** Start of TASK INPUTS **

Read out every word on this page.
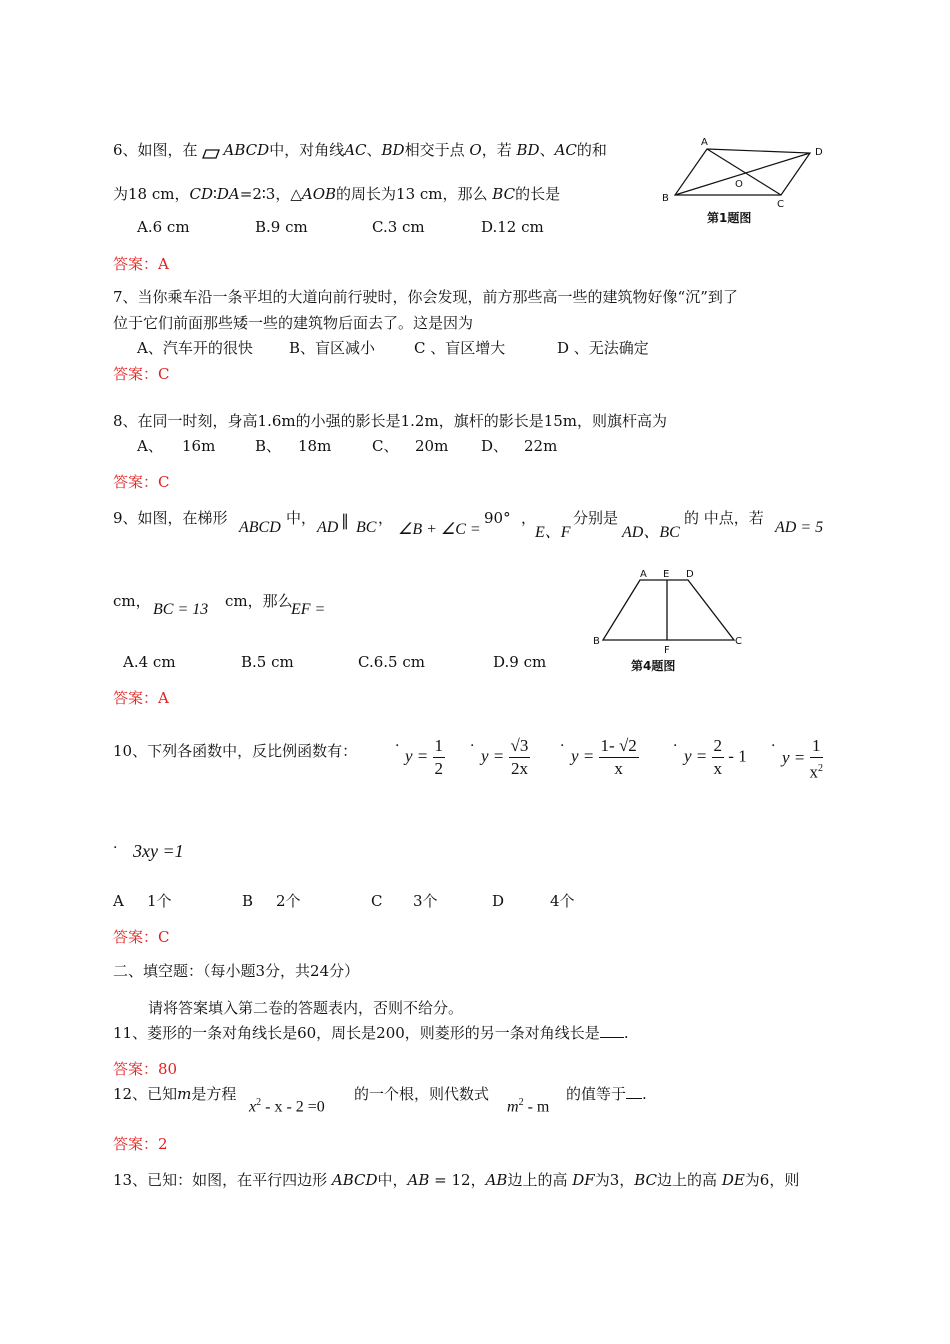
6、如图，在 ABCD中，对角线AC、BD相交于点 O，若 BD、AC的和
为18 cm，CD∶DA=2∶3，△AOB的周长为13 cm，那么 BC的长是
A.6 cm	B.9 cm	C.3 cm	D.12 cm
答案：A
A
D
B
C
O
第1题图
7、当你乘车沿一条平坦的大道向前行驶时，你会发现，前方那些高一些的建筑物好像“沉”到了
位于它们前面那些矮一些的建筑物后面去了。这是因为
A、汽车开的很快 B、盲区减小	C 、盲区增大	D 、无法确定
答案：C
8、在同一时刻，身高1.6m的小强的影长是1.2m，旗杆的影长是15m，则旗杆高为
A、 16m	B、 18m	C、 20m D、 22m
答案：C
9、如图，在梯形
ABCD
中，
AD ∥ BC
，
∠B + ∠C =
90° ，
E、F
分别是
AD、BC
的 中点，若
AD = 5
cm， BC = 13 cm，那么
EF =
A.4 cm	B.5 cm	C.6.5 cm	D.9 cm
答案：A
A E D
B
F
C
第4题图
10、下列各函数中，反比例函数有：	·
$y = \frac{1}{2}$ ·
$y = \frac{√3}{2x}$ ·
$y = \frac{1- √2}{x}$ ·
$y = \frac{2}{x} - 1$
·
$y = \frac{1}{x^2}$
· 3xy =1
A 1个	B 2个	C 3个	D	4个
答案：C
二、填空题：（每小题3分，共24分）
请将答案填入第二卷的答题表内，否则不给分。
11、菱形的一条对角线长是60，周长是200，则菱形的另一条对角线长是 .
答案：80
12、已知m是方程
$x^2 - x - 2 =0$
的一个根，则代数式
$m^2$ - m
的值等于 .
答案：2
13、已知：如图，在平行四边形 ABCD中，AB = 12，AB边上的高 DF为3，BC边上的高 DE为6，则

** End of TASK INPUTS **

All of the entries above should be copied exactly, except for the pictures.

Read out every word on this page.
6、如图，在 ABCD中，对角线AC、BD相交于点 O，若 BD、AC的和
为18 cm，CD∶DA=2∶3，△AOB的周长为13 cm，那么 BC的长是
A.6 cm	B.9 cm	C.3 cm	D.12 cm
答案：A
A
D
B
C
O
第1题图
7、当你乘车沿一条平坦的大道向前行驶时，你会发现，前方那些高一些的建筑物好像“沉”到了
位于它们前面那些矮一些的建筑物后面去了。这是因为
A、汽车开的很快 B、盲区减小	C 、盲区增大	D 、无法确定
答案：C
8、在同一时刻，身高1.6m的小强的影长是1.2m，旗杆的影长是15m，则旗杆高为
A、 16m	B、 18m	C、 20m D、 22m
答案：C
9、如图，在梯形
ABCD
中，
AD ∥ BC
，
∠B + ∠C =
90° ，
E、F
分别是
AD、BC
的 中点，若
AD = 5
cm， BC = 13 cm，那么
EF =
A.4 cm	B.5 cm	C.6.5 cm	D.9 cm
答案：A
A E D
B
F
C
第4题图
10、下列各函数中，反比例函数有：	·
$y = \frac{1}{2}$ ·
$y = \frac{√3}{2x}$ ·
$y = \frac{1- √2}{x}$ ·
$y = \frac{2}{x} - 1$
·
$y = \frac{1}{x^2}$
· 3xy =1
A 1个	B 2个	C 3个	D	4个
答案：C
二、填空题：（每小题3分，共24分）
请将答案填入第二卷的答题表内，否则不给分。
11、菱形的一条对角线长是60，周长是200，则菱形的另一条对角线长是 .
答案：80
12、已知m是方程
$x^2 - x - 2 =0$
的一个根，则代数式
$m^2$ - m
的值等于 .
答案：2
13、已知：如图，在平行四边形 ABCD中，AB = 12，AB边上的高 DF为3，BC边上的高 DE为6，则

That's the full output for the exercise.